_Activities_
1 > List every noun phrase in the Photon forum excerpt that contains the word "game" or "games".
2 > Copy the Photon forum excerpt word for word. Begin at the words "Then you best" and stop after "in any form.".


    Also, wondering if there is a concept of another low priority channel I could send through. I am using PUN.

  • ktweedy1 wrote:
    right, understand. but my customer is specifically asking to not use a web server.

    Then you best inform your customer that his game will cost him a lot for traffic and proper bandwidth connection, resulting in costs of up to 20 times as much per user as normal games would. The connection speed has to be at least an order of a magnitude faster than for regular game connections if he wants to push through large binary blobs along the same connection that handles the realtime game communication without causing all unreliable game data to be severly impacted by it.

    ktweedy1 wrote:
    Thinking to create a coroutine that loops sending blocks and sleeping for a period of time. How big of a block should i send and how long should i sleep?

    This will not change the problem in any form.
    1. Coroutines are not parallel, while they do their job they are still blocking (though thats not going to impact anyone as Photon runs in a distinct thread)

_Supplied information_
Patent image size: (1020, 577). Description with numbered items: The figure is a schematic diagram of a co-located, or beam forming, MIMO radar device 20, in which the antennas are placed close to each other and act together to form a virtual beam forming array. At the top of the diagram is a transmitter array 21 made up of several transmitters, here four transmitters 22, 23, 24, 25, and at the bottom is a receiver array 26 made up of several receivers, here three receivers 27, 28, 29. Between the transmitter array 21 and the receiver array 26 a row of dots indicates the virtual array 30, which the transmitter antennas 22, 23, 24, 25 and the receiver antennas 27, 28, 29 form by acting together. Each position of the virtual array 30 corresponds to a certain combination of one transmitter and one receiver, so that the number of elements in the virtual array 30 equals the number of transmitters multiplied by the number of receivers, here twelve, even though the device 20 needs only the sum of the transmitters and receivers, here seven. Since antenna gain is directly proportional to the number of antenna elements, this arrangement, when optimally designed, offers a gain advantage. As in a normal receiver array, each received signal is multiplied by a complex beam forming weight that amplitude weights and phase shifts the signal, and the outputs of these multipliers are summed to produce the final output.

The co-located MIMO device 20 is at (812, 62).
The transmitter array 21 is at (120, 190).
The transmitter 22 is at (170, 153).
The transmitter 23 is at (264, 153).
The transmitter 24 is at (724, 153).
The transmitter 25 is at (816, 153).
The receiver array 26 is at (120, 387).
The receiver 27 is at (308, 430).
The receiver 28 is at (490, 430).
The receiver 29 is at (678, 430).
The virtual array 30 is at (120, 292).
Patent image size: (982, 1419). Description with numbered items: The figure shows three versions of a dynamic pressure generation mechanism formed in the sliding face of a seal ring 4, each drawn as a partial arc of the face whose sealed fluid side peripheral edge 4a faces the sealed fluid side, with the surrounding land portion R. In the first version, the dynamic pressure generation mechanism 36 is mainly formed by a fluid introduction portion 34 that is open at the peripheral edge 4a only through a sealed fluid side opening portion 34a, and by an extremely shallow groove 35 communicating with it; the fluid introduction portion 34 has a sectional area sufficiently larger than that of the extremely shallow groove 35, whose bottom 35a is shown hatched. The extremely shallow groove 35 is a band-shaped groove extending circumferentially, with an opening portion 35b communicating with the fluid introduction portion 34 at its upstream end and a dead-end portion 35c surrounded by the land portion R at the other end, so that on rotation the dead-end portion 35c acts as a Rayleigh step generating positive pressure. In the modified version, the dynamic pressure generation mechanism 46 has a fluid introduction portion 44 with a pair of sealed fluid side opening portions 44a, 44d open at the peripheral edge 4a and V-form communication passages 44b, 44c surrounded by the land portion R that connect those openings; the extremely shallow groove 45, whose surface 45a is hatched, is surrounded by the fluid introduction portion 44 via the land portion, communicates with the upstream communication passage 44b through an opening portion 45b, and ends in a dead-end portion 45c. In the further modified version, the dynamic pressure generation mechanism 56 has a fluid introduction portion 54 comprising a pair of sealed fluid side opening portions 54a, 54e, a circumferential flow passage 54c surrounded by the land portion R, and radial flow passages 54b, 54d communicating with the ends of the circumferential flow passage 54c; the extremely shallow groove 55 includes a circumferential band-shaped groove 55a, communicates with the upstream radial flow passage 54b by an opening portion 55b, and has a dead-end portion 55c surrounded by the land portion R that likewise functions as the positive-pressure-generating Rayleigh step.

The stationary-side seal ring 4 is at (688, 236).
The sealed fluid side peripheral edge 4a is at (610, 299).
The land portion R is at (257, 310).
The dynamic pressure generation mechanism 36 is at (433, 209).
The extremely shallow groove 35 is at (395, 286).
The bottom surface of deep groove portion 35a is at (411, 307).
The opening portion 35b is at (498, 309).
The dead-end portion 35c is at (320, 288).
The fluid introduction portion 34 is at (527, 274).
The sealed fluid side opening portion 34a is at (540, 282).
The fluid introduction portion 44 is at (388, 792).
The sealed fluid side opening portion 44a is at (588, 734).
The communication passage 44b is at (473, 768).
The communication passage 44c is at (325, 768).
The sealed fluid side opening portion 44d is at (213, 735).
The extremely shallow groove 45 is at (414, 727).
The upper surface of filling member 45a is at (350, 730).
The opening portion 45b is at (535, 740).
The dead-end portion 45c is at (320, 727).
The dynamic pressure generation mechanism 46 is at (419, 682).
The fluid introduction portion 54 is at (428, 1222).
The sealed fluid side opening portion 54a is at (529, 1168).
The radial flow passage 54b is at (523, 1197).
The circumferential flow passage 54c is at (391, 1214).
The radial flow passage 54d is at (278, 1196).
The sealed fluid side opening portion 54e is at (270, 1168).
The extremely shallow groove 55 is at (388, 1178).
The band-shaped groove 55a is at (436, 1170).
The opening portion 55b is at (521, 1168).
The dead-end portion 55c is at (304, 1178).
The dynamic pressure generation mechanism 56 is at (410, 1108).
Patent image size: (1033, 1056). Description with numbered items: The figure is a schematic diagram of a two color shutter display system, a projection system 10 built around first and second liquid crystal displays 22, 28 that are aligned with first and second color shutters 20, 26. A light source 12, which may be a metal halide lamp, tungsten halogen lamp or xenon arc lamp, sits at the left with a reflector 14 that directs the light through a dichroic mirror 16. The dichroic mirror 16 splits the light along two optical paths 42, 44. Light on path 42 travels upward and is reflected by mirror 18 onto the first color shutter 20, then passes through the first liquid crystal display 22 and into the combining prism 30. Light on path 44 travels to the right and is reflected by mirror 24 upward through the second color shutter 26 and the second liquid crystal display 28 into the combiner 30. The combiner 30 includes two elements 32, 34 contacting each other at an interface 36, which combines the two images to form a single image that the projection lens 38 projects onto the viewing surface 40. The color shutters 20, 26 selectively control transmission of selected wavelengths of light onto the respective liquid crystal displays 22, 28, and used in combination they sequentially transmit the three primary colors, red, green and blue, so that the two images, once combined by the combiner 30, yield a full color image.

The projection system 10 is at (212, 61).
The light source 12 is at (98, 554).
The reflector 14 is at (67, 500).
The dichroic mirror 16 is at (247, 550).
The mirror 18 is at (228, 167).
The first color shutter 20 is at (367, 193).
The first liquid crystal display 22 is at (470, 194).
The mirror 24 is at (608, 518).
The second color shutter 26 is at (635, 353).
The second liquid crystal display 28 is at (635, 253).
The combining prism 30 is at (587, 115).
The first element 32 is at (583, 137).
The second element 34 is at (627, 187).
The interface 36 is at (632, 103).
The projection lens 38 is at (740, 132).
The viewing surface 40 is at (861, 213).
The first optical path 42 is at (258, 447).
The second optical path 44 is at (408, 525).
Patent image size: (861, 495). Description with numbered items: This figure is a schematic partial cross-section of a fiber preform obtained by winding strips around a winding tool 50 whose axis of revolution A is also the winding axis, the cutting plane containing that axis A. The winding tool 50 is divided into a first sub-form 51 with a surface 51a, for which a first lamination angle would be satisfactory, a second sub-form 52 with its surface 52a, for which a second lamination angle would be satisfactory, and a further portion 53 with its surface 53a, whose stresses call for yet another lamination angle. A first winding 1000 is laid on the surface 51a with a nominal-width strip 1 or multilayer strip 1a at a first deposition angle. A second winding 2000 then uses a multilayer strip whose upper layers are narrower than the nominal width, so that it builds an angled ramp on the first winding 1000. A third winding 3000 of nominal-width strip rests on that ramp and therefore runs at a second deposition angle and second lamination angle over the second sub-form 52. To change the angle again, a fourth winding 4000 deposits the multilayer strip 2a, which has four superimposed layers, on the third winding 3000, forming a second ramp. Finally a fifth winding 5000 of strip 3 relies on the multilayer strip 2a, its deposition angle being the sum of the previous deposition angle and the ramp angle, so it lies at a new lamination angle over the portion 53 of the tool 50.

_Answer set_
1 >
- his game
- normal games
- regular game connections
- the realtime game communication
- all unreliable game data

2 >
Then you best inform your customer that his game will cost him a lot for traffic and proper bandwidth connection, resulting in costs of up to 20 times as much per user as normal games would. The connection speed has to be at least an order of a magnitude faster than for regular game connections if he wants to push through large binary blobs along the same connection that handles the realtime game communication without causing all unreliable game data to be severly impacted by it.

    ktweedy1 wrote:
    Thinking to create a coroutine that loops sending blocks and sleeping for a period of time. How big of a block should i send and how long should i sleep?

    This will not change the problem in any form.